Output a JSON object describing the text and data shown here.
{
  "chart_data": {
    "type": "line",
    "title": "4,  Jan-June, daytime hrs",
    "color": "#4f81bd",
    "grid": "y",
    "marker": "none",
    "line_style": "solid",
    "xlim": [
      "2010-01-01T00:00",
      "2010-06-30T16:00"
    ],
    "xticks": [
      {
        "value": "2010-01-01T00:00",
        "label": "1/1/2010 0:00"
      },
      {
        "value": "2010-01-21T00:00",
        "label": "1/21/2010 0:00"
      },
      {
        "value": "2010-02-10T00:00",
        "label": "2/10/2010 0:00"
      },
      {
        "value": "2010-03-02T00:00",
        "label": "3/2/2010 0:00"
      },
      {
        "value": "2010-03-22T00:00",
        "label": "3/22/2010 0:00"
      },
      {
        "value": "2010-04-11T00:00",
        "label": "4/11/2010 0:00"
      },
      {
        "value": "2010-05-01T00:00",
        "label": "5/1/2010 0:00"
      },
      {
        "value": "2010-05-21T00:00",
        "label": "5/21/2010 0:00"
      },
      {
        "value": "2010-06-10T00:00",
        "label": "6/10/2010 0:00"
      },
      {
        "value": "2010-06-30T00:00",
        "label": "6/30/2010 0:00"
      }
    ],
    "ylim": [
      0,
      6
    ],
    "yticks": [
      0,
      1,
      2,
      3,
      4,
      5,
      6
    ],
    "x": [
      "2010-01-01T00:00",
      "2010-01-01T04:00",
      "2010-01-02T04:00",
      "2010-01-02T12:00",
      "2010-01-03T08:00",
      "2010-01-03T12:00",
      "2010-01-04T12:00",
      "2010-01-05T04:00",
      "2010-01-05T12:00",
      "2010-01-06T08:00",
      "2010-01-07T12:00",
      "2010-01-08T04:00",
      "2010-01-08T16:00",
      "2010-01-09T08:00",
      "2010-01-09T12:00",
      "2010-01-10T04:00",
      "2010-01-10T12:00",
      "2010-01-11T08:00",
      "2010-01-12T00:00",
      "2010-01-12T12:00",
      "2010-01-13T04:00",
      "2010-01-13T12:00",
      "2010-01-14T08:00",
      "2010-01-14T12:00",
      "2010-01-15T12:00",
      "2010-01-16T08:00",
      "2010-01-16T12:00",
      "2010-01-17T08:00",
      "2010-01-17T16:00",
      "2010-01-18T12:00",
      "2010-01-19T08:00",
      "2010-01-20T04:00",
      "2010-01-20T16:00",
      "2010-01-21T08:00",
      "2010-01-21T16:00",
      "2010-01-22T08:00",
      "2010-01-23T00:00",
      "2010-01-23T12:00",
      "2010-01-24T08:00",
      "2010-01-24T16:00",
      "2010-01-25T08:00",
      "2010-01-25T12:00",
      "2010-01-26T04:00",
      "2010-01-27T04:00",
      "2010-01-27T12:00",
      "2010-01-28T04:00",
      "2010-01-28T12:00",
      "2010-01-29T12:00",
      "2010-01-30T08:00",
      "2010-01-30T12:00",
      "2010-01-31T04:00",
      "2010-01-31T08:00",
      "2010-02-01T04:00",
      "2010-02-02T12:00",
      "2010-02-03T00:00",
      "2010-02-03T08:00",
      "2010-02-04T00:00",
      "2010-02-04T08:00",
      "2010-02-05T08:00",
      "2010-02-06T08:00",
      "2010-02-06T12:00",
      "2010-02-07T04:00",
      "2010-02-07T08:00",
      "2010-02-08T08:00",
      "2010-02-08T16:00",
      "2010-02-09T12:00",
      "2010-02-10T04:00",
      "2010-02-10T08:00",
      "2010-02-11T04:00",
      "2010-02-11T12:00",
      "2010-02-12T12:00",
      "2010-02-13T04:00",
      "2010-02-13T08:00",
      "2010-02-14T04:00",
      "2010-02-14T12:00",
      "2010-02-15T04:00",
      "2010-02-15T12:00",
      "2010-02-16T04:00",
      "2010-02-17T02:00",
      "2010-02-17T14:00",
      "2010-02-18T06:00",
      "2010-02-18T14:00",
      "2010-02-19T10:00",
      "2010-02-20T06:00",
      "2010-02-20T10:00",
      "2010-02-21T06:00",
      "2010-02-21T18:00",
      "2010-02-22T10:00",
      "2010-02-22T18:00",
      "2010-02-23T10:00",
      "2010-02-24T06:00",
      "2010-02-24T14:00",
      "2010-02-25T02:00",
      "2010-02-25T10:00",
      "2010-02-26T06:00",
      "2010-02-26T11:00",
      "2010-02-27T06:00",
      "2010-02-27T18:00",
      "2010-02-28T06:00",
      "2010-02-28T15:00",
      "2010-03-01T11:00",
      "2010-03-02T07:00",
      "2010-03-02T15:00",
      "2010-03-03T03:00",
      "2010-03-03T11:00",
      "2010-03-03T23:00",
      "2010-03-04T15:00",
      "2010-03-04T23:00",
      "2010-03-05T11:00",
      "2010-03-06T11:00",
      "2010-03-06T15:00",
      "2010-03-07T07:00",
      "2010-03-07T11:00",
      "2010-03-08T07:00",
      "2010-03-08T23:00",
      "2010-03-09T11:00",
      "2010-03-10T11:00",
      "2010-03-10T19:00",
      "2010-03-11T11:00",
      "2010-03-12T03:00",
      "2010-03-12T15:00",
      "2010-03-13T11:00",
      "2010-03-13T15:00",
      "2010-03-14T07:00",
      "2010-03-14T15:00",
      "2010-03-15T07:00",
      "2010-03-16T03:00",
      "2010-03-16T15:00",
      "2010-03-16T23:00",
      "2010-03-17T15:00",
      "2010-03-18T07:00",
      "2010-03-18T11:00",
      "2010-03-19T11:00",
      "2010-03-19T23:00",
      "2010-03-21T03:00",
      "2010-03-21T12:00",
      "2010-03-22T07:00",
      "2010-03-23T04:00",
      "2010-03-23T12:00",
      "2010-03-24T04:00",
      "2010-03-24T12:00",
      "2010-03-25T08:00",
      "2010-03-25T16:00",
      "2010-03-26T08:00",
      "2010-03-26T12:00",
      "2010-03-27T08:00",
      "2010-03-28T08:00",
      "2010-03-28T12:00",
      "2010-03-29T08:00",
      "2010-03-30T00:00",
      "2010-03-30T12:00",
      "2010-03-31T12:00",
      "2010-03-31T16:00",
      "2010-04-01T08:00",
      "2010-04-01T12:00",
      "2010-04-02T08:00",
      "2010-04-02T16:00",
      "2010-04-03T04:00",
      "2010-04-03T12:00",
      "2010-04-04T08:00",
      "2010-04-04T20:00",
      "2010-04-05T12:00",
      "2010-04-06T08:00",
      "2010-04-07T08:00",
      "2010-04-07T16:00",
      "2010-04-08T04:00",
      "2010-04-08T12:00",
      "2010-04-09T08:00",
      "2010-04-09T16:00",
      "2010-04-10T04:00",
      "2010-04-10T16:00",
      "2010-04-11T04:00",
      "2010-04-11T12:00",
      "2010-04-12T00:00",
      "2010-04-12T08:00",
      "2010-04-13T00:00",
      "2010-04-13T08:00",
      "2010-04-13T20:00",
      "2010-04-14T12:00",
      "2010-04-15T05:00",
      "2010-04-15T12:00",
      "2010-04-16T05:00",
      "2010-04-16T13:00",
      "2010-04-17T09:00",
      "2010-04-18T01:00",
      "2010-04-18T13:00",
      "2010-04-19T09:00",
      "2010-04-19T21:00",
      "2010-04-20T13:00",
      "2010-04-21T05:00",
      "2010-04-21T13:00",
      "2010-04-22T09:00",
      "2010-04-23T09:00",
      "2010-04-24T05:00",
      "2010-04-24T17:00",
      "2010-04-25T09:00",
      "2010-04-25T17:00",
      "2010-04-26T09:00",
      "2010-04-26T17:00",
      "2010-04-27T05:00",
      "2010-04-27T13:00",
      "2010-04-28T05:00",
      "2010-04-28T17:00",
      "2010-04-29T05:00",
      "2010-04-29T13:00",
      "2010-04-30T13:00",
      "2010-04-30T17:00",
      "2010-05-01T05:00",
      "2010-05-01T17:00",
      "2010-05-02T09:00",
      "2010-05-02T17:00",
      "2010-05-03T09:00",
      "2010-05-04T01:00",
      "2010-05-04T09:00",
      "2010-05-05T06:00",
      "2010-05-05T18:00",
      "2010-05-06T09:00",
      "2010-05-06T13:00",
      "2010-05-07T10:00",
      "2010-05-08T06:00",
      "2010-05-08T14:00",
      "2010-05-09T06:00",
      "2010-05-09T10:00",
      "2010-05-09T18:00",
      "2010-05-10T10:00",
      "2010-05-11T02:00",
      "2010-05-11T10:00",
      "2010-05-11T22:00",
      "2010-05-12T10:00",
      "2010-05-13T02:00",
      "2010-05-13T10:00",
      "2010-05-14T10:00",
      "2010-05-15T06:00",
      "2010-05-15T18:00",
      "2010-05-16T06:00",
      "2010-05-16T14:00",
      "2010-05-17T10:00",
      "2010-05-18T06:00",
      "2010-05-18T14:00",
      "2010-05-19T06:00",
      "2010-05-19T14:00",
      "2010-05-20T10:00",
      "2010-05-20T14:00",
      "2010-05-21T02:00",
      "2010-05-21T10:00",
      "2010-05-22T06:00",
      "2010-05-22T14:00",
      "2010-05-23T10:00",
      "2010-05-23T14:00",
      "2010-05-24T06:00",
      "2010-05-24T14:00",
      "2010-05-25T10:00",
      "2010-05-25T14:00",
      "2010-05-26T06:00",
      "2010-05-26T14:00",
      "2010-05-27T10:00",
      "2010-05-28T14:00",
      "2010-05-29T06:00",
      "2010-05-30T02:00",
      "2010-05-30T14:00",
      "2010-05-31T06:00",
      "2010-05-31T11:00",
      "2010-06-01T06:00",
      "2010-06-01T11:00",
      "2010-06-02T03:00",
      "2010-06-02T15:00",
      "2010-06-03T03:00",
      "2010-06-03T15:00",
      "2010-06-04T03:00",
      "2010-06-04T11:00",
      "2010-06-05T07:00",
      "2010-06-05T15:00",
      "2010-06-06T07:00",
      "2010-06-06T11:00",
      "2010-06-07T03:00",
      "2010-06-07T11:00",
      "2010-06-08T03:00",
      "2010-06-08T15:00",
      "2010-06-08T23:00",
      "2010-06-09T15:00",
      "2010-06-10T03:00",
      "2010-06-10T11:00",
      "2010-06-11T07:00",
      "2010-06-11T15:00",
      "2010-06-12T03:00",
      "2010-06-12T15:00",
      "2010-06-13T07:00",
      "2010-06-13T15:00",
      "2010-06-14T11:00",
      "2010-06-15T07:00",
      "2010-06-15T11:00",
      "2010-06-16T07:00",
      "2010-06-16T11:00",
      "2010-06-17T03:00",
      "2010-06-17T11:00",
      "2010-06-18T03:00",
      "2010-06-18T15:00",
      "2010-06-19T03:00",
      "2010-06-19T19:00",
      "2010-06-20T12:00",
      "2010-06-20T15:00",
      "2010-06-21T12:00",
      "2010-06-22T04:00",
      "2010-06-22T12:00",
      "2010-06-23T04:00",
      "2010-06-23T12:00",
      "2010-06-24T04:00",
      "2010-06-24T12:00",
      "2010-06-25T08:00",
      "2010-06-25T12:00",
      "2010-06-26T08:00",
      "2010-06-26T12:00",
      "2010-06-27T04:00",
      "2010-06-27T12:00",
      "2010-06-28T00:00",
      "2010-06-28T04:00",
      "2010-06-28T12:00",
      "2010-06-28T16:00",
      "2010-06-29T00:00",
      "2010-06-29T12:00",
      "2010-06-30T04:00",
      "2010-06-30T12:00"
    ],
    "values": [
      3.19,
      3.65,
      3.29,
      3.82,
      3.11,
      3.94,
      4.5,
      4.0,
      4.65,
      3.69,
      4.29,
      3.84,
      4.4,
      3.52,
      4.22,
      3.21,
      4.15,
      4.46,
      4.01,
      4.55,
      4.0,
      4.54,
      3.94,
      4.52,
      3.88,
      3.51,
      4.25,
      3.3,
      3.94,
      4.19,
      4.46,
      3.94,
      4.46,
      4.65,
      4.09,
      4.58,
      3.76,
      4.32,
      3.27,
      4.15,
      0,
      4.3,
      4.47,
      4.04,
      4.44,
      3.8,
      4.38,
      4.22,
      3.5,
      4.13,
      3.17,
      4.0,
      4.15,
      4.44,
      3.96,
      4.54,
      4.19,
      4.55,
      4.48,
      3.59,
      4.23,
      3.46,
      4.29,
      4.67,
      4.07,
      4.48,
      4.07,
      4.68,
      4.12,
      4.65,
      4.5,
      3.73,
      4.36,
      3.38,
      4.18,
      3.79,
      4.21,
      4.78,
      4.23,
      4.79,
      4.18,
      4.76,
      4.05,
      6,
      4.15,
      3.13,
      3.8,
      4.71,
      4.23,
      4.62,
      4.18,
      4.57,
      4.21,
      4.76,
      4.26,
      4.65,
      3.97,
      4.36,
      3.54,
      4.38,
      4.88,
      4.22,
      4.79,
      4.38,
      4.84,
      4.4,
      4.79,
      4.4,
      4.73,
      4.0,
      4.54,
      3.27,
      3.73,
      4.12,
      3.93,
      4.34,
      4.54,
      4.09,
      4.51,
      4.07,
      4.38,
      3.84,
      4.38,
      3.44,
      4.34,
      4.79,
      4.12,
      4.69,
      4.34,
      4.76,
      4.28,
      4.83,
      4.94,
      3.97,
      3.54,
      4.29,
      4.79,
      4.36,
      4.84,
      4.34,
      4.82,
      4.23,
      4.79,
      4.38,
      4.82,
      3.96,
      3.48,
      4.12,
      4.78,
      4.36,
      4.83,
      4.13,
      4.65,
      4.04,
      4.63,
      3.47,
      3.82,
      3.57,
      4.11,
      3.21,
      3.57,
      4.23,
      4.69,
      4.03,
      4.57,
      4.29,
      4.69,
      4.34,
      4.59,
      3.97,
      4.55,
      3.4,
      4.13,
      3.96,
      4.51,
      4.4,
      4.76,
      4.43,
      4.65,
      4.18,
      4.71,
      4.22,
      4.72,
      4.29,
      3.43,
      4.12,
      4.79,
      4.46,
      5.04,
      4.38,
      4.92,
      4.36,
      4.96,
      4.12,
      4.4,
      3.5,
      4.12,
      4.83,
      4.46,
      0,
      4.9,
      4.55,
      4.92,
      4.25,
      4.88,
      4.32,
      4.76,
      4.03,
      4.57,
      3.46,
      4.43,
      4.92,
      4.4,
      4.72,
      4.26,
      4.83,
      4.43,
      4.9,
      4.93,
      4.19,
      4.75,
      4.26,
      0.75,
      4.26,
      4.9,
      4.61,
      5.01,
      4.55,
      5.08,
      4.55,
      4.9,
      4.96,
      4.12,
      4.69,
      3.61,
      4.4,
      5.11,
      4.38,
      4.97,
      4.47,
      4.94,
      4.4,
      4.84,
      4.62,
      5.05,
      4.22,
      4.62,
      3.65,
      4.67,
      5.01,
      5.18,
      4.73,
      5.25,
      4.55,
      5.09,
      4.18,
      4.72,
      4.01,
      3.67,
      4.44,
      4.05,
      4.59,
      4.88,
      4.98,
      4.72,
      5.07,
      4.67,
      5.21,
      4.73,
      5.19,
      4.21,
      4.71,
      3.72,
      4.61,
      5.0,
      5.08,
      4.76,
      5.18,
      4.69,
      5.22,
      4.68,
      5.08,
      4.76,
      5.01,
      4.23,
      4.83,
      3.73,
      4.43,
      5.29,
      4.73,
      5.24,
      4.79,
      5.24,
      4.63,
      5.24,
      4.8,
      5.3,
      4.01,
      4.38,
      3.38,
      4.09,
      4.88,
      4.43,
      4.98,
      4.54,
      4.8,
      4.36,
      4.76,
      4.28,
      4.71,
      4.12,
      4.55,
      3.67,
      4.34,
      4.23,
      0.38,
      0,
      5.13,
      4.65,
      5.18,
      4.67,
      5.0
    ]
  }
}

#### [Exercise description]
Gather all lines from the records above in which "label" appears.

#### [Output of the exercise]
        "label": "1/1/2010 0:00"
        "label": "1/21/2010 0:00"
        "label": "2/10/2010 0:00"
        "label": "3/2/2010 0:00"
        "label": "3/22/2010 0:00"
        "label": "4/11/2010 0:00"
        "label": "5/1/2010 0:00"
        "label": "5/21/2010 0:00"
        "label": "6/10/2010 0:00"
        "label": "6/30/2010 0:00"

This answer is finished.